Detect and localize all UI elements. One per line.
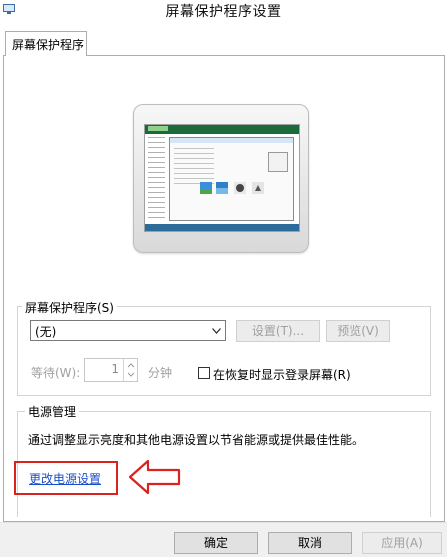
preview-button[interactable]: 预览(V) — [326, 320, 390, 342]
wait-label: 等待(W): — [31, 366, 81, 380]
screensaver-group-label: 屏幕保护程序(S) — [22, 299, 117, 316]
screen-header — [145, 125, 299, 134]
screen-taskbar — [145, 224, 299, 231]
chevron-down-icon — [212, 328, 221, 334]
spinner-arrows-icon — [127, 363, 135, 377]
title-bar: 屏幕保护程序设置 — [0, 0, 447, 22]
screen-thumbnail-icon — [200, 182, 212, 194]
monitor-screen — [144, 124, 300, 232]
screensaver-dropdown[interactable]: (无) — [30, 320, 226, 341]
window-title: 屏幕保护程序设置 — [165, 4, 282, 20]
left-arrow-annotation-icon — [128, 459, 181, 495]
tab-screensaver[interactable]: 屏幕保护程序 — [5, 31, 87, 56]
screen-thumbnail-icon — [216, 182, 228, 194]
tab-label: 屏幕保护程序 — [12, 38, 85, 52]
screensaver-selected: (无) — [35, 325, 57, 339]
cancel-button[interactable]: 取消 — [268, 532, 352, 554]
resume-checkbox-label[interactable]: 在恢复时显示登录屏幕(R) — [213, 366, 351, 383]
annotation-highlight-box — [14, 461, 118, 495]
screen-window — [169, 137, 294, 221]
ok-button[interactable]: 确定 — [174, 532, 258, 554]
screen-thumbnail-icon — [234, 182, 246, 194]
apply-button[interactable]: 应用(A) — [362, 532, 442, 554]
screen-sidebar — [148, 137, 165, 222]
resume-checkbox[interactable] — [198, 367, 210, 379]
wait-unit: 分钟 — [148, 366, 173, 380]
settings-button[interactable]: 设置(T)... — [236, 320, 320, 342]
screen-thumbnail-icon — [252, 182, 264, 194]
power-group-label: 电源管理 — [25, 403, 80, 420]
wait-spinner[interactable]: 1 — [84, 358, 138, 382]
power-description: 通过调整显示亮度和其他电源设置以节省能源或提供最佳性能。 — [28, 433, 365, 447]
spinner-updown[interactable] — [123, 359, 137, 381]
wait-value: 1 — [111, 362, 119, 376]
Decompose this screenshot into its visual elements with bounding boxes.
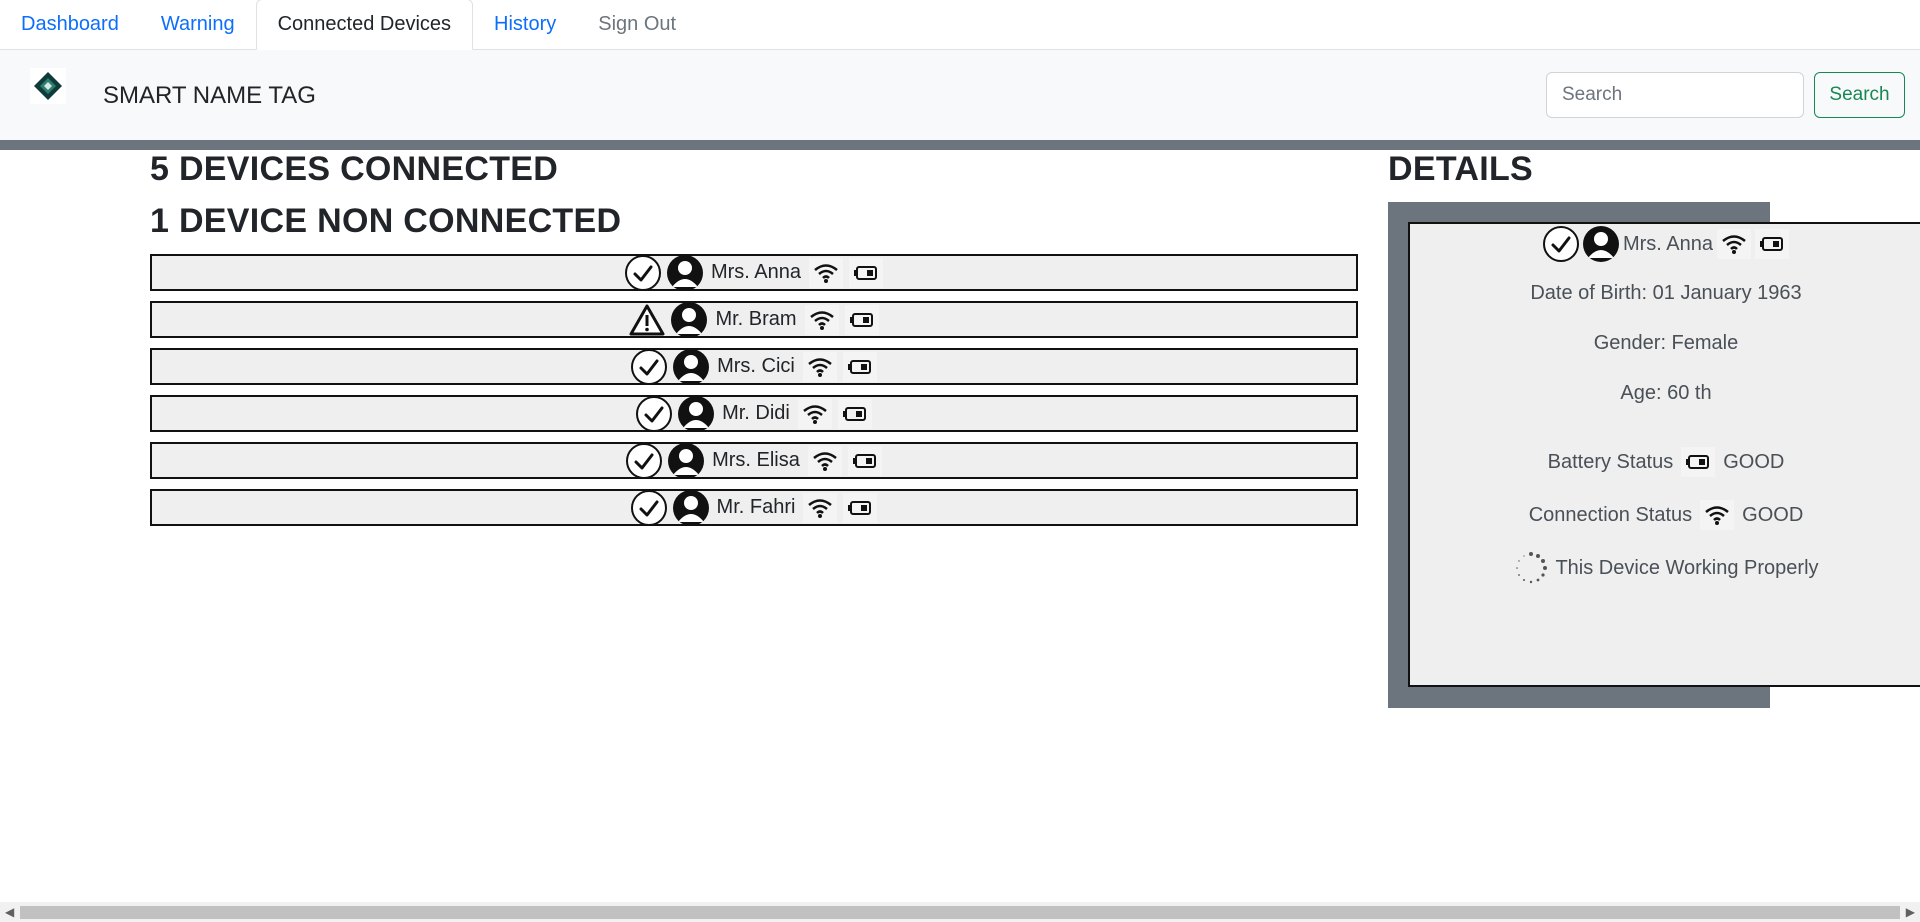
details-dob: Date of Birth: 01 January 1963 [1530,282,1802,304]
::::::::::
Task description: Copy every line of the listing above without changing anything, and leave the pictures out of your copy.

The output:
Detect and localize all UI elements. One per line.
preview-button[interactable]: 预览(V) — [326, 320, 390, 342]
wait-label: 等待(W): — [31, 366, 81, 380]
screensaver-group-label: 屏幕保护程序(S) — [22, 299, 117, 316]
screen-header — [145, 125, 299, 134]
screen-taskbar — [145, 224, 299, 231]
chevron-down-icon — [212, 328, 221, 334]
spinner-arrows-icon — [127, 363, 135, 377]
title-bar: 屏幕保护程序设置 — [0, 0, 447, 22]
screen-thumbnail-icon — [200, 182, 212, 194]
monitor-screen — [144, 124, 300, 232]
screensaver-dropdown[interactable]: (无) — [30, 320, 226, 341]
window-title: 屏幕保护程序设置 — [165, 4, 282, 20]
left-arrow-annotation-icon — [128, 459, 181, 495]
tab-screensaver[interactable]: 屏幕保护程序 — [5, 31, 87, 56]
screen-thumbnail-icon — [216, 182, 228, 194]
tab-label: 屏幕保护程序 — [12, 38, 85, 52]
screensaver-selected: (无) — [35, 325, 57, 339]
cancel-button[interactable]: 取消 — [268, 532, 352, 554]
resume-checkbox-label[interactable]: 在恢复时显示登录屏幕(R) — [213, 366, 351, 383]
annotation-highlight-box — [14, 461, 118, 495]
screen-window — [169, 137, 294, 221]
ok-button[interactable]: 确定 — [174, 532, 258, 554]
screen-thumbnail-icon — [234, 182, 246, 194]
apply-button[interactable]: 应用(A) — [362, 532, 442, 554]
screen-sidebar — [148, 137, 165, 222]
resume-checkbox[interactable] — [198, 367, 210, 379]
wait-unit: 分钟 — [148, 366, 173, 380]
settings-button[interactable]: 设置(T)... — [236, 320, 320, 342]
screen-thumbnail-icon — [252, 182, 264, 194]
power-group-label: 电源管理 — [25, 403, 80, 420]
wait-spinner[interactable]: 1 — [84, 358, 138, 382]
power-description: 通过调整显示亮度和其他电源设置以节省能源或提供最佳性能。 — [28, 433, 365, 447]
spinner-updown[interactable] — [123, 359, 137, 381]
wait-value: 1 — [111, 362, 119, 376]
Decompose this screenshot into its visual elements with bounding boxes.
details-dob: Date of Birth: 01 January 1963 [1530,282,1802,304]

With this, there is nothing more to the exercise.